[Collection entries]
## Start

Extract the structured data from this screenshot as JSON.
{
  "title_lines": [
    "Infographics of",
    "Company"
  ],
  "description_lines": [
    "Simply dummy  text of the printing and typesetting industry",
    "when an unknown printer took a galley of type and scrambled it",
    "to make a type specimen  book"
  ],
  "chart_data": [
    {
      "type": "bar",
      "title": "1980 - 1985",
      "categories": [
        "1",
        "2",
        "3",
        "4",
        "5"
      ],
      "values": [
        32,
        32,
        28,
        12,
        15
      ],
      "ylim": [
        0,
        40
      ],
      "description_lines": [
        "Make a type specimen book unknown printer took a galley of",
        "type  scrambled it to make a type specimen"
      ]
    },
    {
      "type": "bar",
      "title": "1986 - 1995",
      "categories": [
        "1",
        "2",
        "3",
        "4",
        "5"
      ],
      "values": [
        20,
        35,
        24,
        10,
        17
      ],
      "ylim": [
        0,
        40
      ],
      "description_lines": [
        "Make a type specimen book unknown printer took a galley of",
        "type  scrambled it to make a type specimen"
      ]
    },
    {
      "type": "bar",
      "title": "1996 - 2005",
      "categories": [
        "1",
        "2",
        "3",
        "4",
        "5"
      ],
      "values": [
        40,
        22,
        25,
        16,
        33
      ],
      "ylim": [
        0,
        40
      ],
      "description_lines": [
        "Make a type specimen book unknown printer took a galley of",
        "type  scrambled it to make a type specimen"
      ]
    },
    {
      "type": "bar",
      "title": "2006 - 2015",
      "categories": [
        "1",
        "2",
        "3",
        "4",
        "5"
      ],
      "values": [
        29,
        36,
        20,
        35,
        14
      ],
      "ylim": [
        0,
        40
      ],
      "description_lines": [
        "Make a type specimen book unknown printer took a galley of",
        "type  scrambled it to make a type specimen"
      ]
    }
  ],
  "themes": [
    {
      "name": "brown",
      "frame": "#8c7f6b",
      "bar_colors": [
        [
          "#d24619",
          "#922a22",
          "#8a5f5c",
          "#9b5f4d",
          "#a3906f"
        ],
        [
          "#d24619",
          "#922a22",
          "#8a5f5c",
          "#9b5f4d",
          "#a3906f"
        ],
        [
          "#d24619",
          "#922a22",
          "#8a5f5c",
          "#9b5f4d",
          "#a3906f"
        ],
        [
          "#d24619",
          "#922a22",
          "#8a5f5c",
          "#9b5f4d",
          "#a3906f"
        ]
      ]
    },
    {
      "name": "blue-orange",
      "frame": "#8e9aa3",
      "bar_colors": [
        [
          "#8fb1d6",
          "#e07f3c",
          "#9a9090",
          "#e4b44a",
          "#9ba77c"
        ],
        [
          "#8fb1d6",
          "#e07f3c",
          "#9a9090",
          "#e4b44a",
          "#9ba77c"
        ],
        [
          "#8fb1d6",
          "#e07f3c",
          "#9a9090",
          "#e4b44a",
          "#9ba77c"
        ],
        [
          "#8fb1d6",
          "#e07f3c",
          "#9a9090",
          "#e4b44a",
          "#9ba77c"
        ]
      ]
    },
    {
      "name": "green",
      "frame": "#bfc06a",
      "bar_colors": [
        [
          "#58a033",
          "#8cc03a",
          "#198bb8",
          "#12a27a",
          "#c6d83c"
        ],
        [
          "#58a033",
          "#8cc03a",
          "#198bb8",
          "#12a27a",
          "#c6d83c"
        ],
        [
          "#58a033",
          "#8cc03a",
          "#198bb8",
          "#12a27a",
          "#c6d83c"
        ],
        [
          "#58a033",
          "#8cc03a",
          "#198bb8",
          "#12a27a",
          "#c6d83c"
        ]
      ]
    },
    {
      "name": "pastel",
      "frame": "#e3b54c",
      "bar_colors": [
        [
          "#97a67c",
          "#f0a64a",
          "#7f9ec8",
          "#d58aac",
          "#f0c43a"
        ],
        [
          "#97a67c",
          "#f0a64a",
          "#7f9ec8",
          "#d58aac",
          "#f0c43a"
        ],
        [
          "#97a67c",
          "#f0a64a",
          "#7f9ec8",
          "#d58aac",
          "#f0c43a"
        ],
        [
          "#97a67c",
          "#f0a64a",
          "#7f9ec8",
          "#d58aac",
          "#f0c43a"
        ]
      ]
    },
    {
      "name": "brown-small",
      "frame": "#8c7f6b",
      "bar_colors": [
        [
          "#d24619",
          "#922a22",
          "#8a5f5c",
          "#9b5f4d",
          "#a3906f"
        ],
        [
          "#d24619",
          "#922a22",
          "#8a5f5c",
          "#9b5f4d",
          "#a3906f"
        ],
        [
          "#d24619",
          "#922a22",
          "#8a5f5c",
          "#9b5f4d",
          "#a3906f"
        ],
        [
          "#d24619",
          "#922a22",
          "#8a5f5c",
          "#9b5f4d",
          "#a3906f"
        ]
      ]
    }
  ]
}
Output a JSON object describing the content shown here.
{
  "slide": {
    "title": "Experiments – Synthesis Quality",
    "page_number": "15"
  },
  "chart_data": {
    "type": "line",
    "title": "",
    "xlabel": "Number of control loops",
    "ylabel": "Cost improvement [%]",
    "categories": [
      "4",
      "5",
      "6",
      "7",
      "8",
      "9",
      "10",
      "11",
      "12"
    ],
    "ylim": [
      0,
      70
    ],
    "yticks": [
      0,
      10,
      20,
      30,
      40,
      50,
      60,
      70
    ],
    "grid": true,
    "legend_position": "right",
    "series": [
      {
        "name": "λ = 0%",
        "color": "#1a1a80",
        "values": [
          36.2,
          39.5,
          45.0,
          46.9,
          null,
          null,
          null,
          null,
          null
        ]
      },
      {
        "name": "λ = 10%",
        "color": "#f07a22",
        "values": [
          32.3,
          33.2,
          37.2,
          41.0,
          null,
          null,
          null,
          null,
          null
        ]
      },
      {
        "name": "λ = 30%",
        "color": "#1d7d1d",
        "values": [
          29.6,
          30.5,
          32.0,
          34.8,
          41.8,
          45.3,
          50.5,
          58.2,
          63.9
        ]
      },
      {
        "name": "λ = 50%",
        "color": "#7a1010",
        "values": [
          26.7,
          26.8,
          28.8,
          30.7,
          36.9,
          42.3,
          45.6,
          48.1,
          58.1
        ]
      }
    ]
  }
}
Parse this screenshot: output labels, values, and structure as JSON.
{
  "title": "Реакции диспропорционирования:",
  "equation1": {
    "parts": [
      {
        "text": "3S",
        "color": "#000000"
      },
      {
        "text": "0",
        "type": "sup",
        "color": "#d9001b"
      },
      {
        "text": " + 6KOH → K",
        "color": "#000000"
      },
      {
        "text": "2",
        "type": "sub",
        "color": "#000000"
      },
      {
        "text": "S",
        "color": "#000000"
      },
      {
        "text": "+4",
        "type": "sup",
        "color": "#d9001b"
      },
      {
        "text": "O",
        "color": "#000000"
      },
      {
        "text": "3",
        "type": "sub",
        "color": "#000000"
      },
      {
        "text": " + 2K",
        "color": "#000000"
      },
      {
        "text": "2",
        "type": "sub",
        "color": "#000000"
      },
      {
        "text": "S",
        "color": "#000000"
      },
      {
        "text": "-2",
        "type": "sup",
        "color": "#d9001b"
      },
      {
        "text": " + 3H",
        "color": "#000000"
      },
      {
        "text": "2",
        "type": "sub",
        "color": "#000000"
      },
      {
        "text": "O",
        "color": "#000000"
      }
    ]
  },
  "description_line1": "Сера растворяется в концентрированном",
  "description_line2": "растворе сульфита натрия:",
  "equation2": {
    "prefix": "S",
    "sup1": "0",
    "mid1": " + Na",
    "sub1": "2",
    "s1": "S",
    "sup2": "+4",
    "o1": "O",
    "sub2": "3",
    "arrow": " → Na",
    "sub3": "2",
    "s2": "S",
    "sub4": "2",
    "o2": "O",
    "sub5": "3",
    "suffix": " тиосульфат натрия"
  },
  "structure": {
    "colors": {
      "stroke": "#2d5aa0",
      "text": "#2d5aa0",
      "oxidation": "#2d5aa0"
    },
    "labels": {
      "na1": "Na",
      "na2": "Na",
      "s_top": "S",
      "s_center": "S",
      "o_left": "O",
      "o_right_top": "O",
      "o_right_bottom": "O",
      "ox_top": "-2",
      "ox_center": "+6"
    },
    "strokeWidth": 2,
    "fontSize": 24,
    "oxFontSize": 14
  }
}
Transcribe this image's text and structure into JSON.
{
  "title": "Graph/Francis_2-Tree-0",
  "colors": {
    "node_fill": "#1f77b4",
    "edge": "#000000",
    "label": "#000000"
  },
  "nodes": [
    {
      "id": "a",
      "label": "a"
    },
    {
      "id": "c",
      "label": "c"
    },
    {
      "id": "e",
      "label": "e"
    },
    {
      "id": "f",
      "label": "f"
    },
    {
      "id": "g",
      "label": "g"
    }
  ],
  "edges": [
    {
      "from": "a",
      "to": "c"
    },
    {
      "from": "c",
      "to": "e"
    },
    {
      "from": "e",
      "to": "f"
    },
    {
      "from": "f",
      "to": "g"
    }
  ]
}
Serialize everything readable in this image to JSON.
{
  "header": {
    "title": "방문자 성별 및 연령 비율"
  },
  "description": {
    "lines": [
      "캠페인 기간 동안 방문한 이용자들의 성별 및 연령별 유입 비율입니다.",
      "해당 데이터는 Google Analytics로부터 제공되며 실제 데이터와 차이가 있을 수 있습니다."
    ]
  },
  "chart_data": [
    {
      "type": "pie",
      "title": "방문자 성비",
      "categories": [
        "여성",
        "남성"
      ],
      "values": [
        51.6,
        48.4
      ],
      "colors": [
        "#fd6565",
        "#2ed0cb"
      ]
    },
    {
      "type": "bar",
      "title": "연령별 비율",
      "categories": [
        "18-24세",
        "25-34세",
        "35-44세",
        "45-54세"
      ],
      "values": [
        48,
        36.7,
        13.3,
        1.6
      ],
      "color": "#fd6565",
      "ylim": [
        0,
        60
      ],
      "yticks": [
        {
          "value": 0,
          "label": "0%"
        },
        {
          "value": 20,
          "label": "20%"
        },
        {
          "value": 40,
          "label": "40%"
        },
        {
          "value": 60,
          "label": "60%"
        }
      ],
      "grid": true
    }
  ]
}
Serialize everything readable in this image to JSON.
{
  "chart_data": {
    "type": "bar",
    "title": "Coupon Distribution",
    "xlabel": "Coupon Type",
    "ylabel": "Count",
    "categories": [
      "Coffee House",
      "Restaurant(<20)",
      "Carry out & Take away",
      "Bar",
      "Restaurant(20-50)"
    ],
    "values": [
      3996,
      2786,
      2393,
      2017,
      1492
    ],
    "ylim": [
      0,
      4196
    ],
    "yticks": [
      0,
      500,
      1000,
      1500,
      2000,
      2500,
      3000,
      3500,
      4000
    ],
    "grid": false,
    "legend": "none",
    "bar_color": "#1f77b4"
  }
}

## End

Pick out all lines containing the string "натрия".

(OUTPUT OF THE EXERCISE)
  "description_line2": "растворе сульфита натрия:",
    "suffix": " тиосульфат натрия"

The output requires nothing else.